▶ [Exercise prompt]: Please find all lines in the data that hold the string "VENTIL" and copy them.

▶ [Data records]:
▬▬▬▬▬▬
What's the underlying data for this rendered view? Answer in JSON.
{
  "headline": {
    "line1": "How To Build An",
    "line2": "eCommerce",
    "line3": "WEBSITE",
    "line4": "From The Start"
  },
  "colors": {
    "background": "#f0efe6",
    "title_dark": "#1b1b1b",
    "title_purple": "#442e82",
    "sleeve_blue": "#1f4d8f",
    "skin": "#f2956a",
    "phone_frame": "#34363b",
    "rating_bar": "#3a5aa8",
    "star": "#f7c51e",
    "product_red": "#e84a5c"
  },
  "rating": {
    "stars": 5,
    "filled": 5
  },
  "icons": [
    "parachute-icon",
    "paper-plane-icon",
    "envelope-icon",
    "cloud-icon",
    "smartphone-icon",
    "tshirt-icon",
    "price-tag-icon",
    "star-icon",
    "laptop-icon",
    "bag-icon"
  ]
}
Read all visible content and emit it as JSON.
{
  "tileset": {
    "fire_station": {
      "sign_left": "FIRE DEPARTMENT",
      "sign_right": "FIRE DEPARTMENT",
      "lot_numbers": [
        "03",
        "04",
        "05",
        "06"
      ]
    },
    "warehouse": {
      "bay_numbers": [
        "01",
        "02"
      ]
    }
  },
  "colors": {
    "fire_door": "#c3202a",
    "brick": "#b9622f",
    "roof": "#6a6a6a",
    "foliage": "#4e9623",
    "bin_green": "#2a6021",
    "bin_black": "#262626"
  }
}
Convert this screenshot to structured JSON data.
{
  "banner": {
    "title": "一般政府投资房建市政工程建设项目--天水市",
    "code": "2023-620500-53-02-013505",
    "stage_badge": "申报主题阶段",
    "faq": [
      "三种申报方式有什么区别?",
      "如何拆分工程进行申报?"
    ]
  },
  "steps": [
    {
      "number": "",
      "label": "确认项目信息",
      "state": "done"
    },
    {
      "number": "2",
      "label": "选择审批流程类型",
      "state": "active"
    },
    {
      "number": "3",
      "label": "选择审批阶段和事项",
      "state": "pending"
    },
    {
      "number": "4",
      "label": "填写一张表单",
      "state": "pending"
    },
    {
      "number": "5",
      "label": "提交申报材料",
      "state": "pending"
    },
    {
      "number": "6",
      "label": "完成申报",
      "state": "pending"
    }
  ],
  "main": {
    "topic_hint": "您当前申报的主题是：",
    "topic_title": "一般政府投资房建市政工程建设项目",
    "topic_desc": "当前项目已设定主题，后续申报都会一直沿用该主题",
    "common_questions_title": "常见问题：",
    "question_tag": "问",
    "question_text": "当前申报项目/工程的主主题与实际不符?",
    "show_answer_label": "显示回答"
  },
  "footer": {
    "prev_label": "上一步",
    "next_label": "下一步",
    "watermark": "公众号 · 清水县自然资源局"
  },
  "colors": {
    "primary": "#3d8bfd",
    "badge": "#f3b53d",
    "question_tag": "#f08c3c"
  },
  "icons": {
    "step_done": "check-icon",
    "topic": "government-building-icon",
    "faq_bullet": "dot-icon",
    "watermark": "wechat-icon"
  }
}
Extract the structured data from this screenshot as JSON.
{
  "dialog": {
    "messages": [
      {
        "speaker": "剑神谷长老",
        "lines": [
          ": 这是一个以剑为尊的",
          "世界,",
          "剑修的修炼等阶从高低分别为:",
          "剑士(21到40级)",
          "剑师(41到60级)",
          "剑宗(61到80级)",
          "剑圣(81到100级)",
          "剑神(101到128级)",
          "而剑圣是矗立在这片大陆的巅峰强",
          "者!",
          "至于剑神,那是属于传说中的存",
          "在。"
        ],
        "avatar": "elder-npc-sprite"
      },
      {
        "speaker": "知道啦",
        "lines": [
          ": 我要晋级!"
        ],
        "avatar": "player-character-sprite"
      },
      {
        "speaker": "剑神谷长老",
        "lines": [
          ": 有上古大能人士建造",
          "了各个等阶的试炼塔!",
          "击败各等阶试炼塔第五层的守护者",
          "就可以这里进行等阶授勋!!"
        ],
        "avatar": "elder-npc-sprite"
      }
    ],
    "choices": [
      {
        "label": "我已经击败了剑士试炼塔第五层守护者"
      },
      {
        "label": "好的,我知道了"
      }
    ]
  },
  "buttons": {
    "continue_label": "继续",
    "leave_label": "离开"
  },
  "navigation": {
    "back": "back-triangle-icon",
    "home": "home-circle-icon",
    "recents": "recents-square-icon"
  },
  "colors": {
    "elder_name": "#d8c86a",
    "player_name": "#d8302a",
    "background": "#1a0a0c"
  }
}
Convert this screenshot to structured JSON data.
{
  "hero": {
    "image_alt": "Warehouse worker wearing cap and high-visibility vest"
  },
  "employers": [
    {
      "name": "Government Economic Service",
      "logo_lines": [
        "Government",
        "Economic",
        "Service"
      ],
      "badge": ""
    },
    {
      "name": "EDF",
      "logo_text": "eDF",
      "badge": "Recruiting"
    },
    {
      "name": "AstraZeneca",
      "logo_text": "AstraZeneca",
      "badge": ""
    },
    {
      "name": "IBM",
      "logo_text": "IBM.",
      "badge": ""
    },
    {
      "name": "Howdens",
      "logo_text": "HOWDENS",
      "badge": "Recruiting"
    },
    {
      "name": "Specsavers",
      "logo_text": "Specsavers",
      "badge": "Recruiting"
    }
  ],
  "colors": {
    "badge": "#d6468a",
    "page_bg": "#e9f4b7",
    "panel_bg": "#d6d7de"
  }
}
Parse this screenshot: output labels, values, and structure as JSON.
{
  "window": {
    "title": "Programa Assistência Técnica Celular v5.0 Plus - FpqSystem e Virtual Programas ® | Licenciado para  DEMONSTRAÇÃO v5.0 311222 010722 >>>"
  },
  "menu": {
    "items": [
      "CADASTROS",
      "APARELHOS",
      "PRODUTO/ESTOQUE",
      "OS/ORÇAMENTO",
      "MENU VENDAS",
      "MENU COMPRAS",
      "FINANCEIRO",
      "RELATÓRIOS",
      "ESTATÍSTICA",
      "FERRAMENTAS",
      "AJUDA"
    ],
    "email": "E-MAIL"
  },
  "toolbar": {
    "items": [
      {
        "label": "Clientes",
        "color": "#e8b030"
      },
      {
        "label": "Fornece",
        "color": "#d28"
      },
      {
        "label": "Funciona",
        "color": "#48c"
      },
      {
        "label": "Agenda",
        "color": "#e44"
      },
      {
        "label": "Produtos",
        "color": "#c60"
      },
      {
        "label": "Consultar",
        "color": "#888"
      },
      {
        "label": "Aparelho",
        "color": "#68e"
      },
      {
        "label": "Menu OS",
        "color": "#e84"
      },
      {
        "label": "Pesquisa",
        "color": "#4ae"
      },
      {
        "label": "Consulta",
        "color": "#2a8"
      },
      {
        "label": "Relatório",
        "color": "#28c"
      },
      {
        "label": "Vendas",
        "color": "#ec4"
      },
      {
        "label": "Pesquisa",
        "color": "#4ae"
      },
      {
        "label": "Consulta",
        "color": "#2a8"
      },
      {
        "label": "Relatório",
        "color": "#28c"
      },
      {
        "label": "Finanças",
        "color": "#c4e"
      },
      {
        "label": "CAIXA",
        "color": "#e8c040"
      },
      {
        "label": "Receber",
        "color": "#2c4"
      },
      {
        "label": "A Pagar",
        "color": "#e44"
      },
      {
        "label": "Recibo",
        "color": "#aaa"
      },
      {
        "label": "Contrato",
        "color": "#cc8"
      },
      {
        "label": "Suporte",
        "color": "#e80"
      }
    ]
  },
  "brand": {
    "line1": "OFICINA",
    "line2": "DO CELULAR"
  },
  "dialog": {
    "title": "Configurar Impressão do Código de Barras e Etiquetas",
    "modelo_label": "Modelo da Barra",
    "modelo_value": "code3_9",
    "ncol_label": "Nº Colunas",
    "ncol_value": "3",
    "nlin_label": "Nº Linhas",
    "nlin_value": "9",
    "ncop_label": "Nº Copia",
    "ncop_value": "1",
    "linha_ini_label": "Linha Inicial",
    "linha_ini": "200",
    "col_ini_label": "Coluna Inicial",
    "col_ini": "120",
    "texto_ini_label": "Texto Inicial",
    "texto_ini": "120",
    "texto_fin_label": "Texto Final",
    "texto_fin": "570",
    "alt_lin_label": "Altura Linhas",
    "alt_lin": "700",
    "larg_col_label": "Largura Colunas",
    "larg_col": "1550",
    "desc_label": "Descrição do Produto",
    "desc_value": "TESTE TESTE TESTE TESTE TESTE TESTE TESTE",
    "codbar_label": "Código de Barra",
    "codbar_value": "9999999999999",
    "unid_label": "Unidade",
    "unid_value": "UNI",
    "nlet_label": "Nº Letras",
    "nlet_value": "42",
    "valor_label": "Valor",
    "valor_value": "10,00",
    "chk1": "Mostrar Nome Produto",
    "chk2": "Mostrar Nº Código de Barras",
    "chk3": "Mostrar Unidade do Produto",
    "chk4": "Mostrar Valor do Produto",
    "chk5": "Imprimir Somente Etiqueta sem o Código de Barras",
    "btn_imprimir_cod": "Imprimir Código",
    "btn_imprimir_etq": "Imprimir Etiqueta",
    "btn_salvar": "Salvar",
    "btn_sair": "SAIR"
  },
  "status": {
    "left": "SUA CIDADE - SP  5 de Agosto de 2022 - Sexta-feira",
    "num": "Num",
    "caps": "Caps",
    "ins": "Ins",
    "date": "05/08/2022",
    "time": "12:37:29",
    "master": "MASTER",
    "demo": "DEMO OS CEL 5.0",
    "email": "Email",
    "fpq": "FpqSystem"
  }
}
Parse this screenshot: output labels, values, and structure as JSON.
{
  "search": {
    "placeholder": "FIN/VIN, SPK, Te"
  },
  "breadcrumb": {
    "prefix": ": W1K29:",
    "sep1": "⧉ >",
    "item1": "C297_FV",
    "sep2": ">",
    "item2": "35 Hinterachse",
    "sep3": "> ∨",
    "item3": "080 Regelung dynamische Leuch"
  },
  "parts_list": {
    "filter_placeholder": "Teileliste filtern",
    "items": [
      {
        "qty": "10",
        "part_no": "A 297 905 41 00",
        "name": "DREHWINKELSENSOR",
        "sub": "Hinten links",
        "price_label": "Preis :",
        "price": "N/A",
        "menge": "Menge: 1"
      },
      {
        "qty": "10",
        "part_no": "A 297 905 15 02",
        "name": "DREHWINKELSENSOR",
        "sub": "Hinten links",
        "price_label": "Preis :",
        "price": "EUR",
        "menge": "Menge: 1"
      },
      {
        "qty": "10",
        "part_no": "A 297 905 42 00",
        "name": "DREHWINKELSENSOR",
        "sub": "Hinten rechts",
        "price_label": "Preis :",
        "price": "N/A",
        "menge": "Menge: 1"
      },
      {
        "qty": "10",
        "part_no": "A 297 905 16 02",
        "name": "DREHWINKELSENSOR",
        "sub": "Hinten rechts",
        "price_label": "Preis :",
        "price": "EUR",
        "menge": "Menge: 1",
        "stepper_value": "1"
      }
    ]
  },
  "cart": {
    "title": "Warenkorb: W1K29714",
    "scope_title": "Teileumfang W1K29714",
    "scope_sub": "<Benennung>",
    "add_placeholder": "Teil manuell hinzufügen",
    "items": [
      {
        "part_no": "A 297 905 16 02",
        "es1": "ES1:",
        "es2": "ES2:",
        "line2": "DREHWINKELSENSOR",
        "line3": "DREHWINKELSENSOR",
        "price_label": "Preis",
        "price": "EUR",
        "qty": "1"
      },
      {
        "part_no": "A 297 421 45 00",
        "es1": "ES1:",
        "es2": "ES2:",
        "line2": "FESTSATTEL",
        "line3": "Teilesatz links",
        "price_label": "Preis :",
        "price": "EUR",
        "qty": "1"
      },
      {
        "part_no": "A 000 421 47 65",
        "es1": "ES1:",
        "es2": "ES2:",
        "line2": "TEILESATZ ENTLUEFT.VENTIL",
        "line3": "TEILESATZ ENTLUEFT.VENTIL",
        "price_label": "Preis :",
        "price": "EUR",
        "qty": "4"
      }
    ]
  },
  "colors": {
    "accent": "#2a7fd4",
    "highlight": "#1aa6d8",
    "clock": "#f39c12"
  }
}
▬▬▬▬▬▬
▶ [Solution for this exercise]:
        "line2": "TEILESATZ ENTLUEFT.VENTIL",
        "line3": "TEILESATZ ENTLUEFT.VENTIL",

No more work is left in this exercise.